Given problem - Select from the data all lines with the word "инвалидов".

Records for processing -
*****

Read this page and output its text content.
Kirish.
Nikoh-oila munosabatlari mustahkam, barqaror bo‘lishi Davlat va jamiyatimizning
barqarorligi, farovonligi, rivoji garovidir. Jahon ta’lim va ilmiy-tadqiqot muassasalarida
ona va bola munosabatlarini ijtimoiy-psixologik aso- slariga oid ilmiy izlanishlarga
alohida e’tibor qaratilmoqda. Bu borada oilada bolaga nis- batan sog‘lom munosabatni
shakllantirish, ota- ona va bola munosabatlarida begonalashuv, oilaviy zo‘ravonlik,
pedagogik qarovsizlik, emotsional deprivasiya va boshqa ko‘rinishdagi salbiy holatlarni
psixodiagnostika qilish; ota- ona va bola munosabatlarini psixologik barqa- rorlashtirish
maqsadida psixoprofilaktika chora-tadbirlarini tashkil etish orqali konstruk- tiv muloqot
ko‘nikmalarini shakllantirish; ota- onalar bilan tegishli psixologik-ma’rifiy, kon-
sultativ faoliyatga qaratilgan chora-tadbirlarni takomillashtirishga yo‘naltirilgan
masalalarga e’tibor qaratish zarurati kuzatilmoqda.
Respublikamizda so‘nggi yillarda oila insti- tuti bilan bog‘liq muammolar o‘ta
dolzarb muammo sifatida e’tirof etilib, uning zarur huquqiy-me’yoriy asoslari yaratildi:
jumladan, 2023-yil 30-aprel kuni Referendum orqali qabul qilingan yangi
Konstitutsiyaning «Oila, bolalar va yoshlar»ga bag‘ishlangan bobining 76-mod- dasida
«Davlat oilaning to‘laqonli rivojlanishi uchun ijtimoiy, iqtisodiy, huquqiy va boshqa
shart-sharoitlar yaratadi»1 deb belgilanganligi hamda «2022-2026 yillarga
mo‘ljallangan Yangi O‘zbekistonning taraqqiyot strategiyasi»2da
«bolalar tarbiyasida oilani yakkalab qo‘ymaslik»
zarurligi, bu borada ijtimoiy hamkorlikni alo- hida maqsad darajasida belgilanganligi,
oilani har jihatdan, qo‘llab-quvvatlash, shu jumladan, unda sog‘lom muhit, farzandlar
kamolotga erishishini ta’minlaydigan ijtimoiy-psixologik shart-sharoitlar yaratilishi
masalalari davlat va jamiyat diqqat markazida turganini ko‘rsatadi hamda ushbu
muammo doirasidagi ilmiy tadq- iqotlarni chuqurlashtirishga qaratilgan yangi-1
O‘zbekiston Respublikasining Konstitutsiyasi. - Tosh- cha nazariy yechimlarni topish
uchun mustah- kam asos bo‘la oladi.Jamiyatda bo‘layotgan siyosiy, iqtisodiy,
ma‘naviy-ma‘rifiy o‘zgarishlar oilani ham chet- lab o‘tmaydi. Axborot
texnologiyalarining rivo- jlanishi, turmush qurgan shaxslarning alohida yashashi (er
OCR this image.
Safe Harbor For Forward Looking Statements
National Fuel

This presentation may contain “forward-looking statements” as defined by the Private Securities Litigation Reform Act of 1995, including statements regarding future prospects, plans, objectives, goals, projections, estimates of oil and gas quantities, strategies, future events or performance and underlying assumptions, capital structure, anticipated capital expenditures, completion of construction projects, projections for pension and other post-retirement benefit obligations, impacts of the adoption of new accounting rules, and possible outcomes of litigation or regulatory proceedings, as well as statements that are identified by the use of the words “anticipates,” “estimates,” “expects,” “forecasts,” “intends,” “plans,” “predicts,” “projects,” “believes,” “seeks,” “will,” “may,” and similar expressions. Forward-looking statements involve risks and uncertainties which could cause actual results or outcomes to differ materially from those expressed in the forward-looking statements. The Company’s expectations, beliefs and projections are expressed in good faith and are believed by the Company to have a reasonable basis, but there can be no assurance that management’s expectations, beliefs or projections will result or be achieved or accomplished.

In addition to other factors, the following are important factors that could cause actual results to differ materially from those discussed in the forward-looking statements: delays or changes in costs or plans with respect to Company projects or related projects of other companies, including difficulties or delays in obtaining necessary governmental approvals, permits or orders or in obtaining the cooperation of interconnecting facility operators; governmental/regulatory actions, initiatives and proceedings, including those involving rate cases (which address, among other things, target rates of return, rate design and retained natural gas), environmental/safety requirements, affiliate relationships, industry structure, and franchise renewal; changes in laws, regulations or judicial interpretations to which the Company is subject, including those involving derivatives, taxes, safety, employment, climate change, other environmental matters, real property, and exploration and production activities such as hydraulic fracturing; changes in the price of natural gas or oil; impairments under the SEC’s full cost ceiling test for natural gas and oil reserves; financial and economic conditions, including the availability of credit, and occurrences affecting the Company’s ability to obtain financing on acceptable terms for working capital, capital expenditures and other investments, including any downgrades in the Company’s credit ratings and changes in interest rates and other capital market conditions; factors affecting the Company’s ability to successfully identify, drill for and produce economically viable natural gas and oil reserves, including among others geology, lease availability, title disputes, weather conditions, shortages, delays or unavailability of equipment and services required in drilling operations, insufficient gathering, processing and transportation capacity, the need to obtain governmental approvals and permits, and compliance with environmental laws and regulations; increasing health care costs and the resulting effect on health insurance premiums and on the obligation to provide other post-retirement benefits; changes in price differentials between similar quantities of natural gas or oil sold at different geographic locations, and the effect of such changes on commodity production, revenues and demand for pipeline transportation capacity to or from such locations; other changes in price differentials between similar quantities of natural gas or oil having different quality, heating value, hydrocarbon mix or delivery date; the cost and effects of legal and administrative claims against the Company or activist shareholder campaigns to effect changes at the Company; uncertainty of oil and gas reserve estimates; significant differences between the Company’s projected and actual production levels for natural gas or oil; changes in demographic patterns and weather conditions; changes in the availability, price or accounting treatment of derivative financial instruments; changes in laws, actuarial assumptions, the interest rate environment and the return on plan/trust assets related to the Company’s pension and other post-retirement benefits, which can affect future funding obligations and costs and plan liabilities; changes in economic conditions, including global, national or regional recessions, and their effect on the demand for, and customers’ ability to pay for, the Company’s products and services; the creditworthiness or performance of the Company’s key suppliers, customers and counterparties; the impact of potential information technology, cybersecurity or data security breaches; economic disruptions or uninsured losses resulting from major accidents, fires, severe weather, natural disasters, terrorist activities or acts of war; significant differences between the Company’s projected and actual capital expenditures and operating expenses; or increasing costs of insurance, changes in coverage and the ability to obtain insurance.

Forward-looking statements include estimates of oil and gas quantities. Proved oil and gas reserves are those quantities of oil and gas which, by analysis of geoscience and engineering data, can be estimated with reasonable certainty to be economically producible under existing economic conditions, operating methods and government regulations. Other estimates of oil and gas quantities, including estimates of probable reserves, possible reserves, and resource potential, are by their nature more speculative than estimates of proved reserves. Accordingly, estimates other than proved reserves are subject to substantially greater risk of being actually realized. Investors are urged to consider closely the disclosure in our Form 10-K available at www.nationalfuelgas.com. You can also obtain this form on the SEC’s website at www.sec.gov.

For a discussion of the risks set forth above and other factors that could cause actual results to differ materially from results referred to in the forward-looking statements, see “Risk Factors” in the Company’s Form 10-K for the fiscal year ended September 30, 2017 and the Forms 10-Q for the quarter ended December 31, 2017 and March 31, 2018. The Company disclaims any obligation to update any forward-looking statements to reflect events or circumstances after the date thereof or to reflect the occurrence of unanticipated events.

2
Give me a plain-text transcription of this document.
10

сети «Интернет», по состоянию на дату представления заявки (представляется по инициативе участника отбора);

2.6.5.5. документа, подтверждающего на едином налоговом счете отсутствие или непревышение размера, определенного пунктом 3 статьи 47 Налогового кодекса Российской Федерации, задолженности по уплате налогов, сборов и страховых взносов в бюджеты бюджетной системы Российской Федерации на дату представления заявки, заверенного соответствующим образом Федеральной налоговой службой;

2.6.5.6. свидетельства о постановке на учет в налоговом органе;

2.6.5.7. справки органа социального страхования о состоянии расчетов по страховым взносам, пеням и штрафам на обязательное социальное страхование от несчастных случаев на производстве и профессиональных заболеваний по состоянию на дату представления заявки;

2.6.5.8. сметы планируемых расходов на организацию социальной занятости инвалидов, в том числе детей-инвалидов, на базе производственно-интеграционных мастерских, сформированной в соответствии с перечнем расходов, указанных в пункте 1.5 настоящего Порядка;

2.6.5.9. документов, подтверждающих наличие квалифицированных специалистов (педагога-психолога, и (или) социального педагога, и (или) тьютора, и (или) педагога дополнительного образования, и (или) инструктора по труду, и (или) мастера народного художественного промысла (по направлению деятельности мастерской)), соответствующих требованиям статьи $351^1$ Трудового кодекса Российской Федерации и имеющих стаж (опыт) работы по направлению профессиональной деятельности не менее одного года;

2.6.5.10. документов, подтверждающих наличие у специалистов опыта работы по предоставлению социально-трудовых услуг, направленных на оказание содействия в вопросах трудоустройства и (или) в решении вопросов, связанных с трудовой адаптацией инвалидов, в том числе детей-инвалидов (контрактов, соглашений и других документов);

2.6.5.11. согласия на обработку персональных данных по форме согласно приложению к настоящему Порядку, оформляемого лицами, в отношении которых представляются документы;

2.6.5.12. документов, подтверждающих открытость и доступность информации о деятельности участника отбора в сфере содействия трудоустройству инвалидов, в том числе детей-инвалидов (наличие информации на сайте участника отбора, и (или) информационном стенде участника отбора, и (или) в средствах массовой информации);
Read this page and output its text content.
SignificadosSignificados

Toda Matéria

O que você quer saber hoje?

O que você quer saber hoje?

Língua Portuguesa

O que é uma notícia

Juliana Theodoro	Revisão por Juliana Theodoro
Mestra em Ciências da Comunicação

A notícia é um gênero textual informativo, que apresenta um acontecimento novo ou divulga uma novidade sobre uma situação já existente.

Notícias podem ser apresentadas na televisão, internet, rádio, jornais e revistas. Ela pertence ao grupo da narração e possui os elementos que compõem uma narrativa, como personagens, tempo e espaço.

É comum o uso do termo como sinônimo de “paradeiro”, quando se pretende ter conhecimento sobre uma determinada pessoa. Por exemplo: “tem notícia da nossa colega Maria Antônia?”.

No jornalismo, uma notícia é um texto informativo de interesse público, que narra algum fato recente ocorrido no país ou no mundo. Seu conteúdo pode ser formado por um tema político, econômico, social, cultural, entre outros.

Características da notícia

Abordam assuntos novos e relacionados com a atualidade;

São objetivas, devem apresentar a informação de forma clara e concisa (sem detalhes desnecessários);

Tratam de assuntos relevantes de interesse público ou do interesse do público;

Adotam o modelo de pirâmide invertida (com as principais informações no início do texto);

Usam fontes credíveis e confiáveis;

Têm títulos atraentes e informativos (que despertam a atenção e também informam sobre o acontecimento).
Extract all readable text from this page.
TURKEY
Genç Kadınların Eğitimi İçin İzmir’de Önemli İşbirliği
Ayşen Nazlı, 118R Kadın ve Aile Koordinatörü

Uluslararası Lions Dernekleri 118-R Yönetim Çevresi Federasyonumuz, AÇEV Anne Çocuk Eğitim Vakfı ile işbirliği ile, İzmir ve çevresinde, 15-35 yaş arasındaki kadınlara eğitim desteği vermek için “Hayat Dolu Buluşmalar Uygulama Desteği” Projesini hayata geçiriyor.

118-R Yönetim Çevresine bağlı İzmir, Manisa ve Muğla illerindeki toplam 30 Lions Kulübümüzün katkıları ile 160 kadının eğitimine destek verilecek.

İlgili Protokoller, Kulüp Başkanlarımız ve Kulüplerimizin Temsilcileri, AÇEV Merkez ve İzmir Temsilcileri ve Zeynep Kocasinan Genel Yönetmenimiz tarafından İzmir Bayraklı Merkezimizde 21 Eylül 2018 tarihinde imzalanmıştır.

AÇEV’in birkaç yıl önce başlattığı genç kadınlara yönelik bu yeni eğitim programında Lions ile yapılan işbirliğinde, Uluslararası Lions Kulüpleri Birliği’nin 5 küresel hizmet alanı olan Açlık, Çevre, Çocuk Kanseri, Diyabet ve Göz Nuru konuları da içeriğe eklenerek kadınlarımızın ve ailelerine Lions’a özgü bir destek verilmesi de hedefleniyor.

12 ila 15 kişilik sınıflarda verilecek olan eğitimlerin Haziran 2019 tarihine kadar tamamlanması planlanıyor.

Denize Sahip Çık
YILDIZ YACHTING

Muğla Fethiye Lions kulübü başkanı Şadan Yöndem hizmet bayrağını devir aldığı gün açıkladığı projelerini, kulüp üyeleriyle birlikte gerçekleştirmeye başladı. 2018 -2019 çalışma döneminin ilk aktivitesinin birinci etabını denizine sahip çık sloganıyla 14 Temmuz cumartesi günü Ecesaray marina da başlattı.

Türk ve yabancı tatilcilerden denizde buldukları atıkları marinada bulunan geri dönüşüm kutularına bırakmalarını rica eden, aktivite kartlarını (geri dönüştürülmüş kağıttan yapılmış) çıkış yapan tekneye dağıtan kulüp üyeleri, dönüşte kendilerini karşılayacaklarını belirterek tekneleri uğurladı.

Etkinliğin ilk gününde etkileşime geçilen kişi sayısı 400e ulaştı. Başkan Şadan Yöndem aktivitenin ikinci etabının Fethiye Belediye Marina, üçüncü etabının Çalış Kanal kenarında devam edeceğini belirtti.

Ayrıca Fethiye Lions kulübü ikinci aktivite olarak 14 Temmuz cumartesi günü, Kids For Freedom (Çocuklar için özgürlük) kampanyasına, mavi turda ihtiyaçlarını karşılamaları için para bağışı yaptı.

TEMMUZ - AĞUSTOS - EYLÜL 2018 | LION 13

*****

Response to the exercise -
2.6.5.8. сметы планируемых расходов на организацию социальной занятости инвалидов, в том числе детей-инвалидов, на базе производственно-интеграционных мастерских, сформированной в соответствии с перечнем расходов, указанных в пункте 1.5 настоящего Порядка;
2.6.5.10. документов, подтверждающих наличие у специалистов опыта работы по предоставлению социально-трудовых услуг, направленных на оказание содействия в вопросах трудоустройства и (или) в решении вопросов, связанных с трудовой адаптацией инвалидов, в том числе детей-инвалидов (контрактов, соглашений и других документов);
2.6.5.12. документов, подтверждающих открытость и доступность информации о деятельности участника отбора в сфере содействия трудоустройству инвалидов, в том числе детей-инвалидов (наличие информации на сайте участника отбора, и (или) информационном стенде участника отбора, и (или) в средствах массовой информации);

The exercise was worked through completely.